» Objetivos:
a) Resuma em duas frases o texto sobre a troca do hino da FIFA.
b) Prossiga com o texto sobre a troca do hino da FIFA a partir da frase "Bem, vamos a ele!", escrevendo mais dois parágrafos.

» Documento de origem:
====

De onde saiu o hino antigo da Fifa, de que tantos fãs de futebol gostavam – e porque ele foi trocado pela música do White Stripes

Por Bruno Vaiano Materia seguir SEGUIR Materia seguir SEGUINDO
Atualizado em 4 set 2024, 15h36 - Publicado em 25 jun 2018, 17h04

A memória afetiva do futebol está de luto: o hino da FIFA – aquela música com jeitão solene e triunfal que embala a entrada das seleções em campo desde a Copa do Mundo de 1994 – foi substituída na Rússia por Seven Nation Army, o clássico instantâneo lançado em 2003 pela dupla de rock raiz White Stripes.

Os jornalistas de plantão não gostaram nada dessa história. No Estadão, o repórter Ciro Gomes comentou: “Passei vontade. A FIFA trocou a tradição do hino pomposo pela aposta em cativar os torcedores a cantarolarem uma melodia mais popular como aquecimento para o jogo”. Questionada pela Folha, a entidade falou que não volta atrás nem para pegar impulso: “a FIFA está extremamente satisfeita com a recepção do público e continuará atrás de iniciativas que ofereçam uma atmosfera mais festiva em estádios da Copa”. 

Na SUPER, o editor Tiago Jokura me chamou na mesa dele, magoado. “Dava uma sensação boa, sabe? Quando tocava aquela música, a gente sabia que era um jogo especial. Que era um jogo de Copa.” Daí ele sugeriu um texto discutindo a mudança. Bem, vamos a ele!

====

» Entradas extraídas:
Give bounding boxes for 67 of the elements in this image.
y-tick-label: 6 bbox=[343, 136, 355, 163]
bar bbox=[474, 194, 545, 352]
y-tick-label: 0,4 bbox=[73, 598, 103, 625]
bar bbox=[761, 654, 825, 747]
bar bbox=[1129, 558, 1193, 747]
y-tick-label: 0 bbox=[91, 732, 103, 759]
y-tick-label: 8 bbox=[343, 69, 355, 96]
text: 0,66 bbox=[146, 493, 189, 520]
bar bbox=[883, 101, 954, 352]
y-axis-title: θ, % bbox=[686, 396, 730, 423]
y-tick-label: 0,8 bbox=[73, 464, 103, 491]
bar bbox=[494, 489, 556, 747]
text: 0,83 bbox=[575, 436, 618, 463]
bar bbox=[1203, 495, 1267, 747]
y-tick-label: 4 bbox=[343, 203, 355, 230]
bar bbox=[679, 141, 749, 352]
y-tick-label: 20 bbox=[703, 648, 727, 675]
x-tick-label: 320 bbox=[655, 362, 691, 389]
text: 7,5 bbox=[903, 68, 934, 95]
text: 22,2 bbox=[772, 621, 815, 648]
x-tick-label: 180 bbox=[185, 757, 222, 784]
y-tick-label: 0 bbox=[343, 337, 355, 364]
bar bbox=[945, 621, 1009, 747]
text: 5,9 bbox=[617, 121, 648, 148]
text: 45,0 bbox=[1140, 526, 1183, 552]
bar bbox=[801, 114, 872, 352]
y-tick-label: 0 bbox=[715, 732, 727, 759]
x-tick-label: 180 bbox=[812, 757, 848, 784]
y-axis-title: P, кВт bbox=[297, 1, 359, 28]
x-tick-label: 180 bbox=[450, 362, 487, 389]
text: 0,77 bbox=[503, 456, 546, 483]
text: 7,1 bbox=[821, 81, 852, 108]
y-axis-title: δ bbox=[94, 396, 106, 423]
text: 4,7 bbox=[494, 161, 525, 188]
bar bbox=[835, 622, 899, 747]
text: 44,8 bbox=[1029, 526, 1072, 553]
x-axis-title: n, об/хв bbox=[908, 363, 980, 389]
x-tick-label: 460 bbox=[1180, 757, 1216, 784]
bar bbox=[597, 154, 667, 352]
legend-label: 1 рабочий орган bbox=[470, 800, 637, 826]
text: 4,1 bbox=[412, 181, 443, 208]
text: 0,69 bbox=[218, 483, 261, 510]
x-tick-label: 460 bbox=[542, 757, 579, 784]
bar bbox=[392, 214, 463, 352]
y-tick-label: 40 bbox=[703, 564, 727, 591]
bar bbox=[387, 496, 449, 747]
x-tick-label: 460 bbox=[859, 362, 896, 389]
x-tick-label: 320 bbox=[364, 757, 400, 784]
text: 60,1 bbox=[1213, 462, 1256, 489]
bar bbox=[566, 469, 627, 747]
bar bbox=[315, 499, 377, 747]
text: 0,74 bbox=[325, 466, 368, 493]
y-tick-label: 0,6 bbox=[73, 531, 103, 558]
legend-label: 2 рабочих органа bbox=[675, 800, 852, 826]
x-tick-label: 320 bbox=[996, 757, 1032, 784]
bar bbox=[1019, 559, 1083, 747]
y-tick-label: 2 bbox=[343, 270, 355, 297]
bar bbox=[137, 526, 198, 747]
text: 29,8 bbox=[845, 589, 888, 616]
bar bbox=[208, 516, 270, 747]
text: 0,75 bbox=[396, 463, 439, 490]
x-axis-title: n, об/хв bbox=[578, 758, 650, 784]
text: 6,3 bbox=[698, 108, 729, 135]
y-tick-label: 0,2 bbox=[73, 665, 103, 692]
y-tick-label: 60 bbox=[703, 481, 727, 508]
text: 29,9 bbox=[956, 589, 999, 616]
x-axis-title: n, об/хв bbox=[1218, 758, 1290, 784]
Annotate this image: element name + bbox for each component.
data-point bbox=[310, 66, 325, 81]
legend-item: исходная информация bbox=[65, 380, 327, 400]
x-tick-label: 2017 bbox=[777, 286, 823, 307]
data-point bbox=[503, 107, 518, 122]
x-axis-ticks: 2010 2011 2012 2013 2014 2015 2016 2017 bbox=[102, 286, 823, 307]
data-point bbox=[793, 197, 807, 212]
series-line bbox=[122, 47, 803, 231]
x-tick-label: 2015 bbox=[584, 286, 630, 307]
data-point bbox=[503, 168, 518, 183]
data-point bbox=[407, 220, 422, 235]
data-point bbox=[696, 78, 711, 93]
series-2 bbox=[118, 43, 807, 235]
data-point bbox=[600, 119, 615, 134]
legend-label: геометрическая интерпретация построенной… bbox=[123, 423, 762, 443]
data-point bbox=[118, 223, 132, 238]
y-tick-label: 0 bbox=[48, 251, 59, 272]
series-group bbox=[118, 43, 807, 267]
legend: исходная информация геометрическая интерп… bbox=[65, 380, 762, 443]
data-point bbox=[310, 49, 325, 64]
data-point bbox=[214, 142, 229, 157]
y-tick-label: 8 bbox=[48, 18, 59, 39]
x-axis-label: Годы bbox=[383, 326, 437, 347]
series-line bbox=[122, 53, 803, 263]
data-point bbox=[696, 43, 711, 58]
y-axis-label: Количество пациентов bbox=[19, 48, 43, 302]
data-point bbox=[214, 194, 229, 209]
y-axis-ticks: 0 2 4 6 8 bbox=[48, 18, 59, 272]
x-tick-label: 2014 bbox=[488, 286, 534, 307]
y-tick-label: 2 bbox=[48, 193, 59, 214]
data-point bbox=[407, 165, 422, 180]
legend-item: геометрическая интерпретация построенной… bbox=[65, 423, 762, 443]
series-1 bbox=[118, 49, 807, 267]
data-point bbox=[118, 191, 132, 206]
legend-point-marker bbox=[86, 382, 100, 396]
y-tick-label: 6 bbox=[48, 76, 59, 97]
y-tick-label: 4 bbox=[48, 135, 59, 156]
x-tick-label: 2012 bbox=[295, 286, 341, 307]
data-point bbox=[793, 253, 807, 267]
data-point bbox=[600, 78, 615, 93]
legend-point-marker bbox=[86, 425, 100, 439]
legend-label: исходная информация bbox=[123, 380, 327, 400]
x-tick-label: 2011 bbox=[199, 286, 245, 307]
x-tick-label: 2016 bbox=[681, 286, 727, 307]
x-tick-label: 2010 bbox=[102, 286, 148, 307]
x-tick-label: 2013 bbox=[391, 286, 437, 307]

====

» Respostas por tarefa:
a) Na Copa da Rússia, o hino solene da FIFA, que acompanhava a entrada das seleções em campo desde 1994, foi substituído por Seven Nation Army, lançada em 2003 pela dupla White Stripes. Os jornalistas não gostaram da mudança, mas a FIFA declarou estar extremamente satisfeita com a recepção do público e disse que continuará buscando uma atmosfera mais festiva nos estádios.

b)
O tal hino da FIFA (que você pode ouvir aqui embaixo) foi composto por um músico alemão chamado Franz Lambert. Ele toca órgão absurdamente bem e já lançou dezenas de álbuns que eu só consigo definir como “música ambiente” – se você já entrou em um elevador na vida, é certeza que ouviu o cara. Ele usa um penteado digno do Richard Clayderman, paletós típicos da banda de apoio do Roberto Carlos e soa como um tecladista de baile da terceira idade.

Ou seja: essa peça não é, em princípio, simbólica. Foi uma encomenda. Acontece que a Copa do Mundo é simbólica, e aí não tem jeito. O seu cérebro associa o som ao sentido. Afinal, música e memória têm tudo a ver há muito tempo. Os 15,6 mil versos da Íliada de Homero eram parte da tradição oral grega. Os trovadores da antiguidade – para usar o termo preciso historicamente, “aedos” decoravam as 720 páginas de poema com auxílio de uma melodia. Da mesma forma, hoje você sabe de cor canções longas como Faroeste Caboclo, do Legião Urbana, ou Diário de um Detento, do Racionais MCs, mas não dá conta de memorizar um parágrafo de livro para uma prova. Tentar se lembrar de palavras sem ajuda dos sons é uma batalha perdida.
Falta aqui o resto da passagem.